Using the entries that follow, count the lines containing the word "title" and give that number by itself.

**Raw records:**
>> start
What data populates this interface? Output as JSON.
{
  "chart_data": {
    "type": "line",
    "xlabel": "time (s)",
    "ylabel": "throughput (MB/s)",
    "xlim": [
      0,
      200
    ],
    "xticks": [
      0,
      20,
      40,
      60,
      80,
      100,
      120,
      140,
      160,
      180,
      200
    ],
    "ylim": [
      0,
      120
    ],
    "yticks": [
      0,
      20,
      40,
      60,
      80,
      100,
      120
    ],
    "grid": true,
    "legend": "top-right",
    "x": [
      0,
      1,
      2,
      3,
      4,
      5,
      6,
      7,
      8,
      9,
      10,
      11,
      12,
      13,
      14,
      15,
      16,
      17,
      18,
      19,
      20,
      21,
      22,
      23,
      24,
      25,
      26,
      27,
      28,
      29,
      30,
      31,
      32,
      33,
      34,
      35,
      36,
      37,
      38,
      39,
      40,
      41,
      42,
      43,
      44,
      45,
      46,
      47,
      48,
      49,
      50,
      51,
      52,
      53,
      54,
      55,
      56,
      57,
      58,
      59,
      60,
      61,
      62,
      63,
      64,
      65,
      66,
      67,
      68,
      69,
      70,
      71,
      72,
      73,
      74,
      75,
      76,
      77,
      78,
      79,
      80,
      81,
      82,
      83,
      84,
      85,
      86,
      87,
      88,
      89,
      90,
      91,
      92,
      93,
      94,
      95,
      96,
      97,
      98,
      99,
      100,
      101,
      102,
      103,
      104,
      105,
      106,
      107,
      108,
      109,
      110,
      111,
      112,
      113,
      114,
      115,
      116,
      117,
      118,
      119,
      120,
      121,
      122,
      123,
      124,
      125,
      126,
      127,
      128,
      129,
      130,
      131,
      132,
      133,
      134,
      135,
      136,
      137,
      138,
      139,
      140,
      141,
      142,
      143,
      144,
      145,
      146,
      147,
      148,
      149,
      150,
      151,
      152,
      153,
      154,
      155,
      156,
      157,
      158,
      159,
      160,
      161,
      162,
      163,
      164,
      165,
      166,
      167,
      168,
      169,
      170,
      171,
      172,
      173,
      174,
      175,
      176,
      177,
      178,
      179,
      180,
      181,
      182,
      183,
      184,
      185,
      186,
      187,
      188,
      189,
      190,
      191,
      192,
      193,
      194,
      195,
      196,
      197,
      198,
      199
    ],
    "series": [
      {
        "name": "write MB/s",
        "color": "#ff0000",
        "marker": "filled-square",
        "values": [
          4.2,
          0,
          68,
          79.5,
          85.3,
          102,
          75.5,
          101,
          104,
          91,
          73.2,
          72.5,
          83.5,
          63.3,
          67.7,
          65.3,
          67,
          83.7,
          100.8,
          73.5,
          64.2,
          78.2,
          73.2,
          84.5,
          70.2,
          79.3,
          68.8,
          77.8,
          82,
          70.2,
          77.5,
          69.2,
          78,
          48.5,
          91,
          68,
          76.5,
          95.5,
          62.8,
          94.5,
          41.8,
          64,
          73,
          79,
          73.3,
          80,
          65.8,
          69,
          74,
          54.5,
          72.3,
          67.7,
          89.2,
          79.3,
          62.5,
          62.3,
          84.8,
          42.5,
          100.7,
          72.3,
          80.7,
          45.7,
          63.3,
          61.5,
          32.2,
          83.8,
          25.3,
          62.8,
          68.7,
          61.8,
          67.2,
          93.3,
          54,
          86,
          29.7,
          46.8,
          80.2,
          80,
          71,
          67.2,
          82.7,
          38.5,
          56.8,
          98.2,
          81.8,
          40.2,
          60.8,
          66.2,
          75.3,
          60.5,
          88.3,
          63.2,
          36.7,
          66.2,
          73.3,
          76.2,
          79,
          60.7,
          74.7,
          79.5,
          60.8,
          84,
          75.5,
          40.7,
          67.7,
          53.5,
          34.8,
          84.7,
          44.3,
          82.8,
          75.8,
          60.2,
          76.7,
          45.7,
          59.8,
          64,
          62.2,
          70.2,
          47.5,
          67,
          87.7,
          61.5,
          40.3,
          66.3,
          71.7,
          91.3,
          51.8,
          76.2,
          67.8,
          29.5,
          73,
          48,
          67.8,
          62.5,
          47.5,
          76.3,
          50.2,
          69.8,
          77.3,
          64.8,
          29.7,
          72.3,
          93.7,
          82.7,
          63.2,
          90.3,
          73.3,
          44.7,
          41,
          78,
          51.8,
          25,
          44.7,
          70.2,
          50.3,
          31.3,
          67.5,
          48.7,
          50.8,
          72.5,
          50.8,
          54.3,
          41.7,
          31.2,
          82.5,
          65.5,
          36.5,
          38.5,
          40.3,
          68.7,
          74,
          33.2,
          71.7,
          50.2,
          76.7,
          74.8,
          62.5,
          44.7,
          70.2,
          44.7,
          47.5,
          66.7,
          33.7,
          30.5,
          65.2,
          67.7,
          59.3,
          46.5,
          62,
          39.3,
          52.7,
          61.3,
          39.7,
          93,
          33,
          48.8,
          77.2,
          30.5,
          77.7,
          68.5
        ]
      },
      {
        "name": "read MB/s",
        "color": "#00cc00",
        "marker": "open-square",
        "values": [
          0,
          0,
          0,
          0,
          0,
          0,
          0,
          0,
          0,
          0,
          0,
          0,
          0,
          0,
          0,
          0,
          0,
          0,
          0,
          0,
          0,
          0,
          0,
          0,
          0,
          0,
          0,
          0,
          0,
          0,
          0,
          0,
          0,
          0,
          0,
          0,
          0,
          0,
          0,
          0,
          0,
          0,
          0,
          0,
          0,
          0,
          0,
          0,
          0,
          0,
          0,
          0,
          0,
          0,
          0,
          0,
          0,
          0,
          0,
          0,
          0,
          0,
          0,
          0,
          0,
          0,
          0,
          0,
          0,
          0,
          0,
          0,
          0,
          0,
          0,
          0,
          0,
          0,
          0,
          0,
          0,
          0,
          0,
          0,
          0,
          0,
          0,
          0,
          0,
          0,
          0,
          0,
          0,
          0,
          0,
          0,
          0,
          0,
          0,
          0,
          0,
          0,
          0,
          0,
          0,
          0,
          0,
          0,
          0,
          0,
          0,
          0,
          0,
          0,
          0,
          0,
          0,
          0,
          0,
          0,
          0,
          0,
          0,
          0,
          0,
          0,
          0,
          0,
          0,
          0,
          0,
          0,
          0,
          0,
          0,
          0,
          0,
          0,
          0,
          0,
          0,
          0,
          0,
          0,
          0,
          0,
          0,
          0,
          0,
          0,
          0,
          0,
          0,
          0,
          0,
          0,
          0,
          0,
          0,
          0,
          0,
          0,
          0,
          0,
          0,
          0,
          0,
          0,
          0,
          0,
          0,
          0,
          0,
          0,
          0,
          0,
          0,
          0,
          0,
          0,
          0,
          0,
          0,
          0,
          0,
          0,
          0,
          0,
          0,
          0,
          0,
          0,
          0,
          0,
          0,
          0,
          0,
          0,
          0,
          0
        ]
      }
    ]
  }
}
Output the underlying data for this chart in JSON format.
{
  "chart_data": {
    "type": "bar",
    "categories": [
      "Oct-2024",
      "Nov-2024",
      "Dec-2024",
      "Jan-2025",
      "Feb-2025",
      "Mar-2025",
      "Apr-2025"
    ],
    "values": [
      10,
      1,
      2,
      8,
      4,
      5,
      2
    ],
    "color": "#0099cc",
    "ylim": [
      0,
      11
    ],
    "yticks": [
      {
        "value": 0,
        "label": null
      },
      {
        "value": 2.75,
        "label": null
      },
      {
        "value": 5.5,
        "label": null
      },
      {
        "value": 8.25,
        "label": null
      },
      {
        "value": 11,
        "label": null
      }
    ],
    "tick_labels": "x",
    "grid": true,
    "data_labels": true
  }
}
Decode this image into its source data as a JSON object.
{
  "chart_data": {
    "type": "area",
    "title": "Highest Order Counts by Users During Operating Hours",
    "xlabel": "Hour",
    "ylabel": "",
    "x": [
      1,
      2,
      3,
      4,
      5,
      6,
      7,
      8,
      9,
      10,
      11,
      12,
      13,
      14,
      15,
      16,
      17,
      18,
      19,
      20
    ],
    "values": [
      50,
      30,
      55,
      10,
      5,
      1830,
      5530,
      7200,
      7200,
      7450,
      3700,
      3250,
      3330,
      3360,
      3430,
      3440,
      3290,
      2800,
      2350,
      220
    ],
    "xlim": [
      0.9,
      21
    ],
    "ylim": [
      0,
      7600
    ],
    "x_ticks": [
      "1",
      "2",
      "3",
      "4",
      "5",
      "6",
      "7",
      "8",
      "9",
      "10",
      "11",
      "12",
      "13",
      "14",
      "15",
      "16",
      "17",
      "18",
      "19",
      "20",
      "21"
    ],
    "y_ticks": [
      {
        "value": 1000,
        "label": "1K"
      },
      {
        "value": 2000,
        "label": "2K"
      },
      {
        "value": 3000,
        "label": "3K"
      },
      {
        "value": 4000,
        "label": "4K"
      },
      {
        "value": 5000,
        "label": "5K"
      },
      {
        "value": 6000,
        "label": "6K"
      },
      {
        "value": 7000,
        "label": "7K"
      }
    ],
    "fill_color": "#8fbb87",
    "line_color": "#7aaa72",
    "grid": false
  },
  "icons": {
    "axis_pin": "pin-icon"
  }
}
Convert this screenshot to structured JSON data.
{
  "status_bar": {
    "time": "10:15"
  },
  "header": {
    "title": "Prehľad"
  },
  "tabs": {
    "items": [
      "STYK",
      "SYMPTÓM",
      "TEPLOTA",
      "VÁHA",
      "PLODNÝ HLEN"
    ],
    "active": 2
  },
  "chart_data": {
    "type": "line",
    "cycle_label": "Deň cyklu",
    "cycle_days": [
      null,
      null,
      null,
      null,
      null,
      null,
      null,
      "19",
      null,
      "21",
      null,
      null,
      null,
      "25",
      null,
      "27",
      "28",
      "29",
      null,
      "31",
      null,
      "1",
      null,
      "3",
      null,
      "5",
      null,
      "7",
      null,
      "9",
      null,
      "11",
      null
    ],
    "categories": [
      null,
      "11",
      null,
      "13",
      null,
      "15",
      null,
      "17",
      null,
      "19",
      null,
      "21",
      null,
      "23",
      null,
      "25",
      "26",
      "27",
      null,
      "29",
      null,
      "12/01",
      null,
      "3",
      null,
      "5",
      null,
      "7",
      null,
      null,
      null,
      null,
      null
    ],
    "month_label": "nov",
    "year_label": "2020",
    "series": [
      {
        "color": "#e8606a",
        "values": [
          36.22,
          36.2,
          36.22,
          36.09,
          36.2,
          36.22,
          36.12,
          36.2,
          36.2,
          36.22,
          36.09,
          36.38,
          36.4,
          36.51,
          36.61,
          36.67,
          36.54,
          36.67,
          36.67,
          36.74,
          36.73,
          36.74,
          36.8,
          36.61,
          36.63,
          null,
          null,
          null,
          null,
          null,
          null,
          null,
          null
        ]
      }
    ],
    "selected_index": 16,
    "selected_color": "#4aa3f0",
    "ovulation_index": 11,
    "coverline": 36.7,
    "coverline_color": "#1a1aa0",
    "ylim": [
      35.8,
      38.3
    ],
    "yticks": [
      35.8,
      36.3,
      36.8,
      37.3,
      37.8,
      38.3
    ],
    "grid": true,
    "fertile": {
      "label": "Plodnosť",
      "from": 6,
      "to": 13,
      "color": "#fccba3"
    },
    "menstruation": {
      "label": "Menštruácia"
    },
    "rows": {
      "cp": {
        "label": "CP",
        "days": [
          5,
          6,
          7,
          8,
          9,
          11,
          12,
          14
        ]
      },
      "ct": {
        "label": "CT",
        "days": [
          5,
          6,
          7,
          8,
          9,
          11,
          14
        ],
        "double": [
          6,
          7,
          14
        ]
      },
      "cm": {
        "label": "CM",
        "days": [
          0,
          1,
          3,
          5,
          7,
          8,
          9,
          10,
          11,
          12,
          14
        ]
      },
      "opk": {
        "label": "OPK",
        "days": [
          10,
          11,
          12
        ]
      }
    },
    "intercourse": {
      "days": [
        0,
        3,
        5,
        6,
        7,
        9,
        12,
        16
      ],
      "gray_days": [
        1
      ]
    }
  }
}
>> end
**Task response:**
2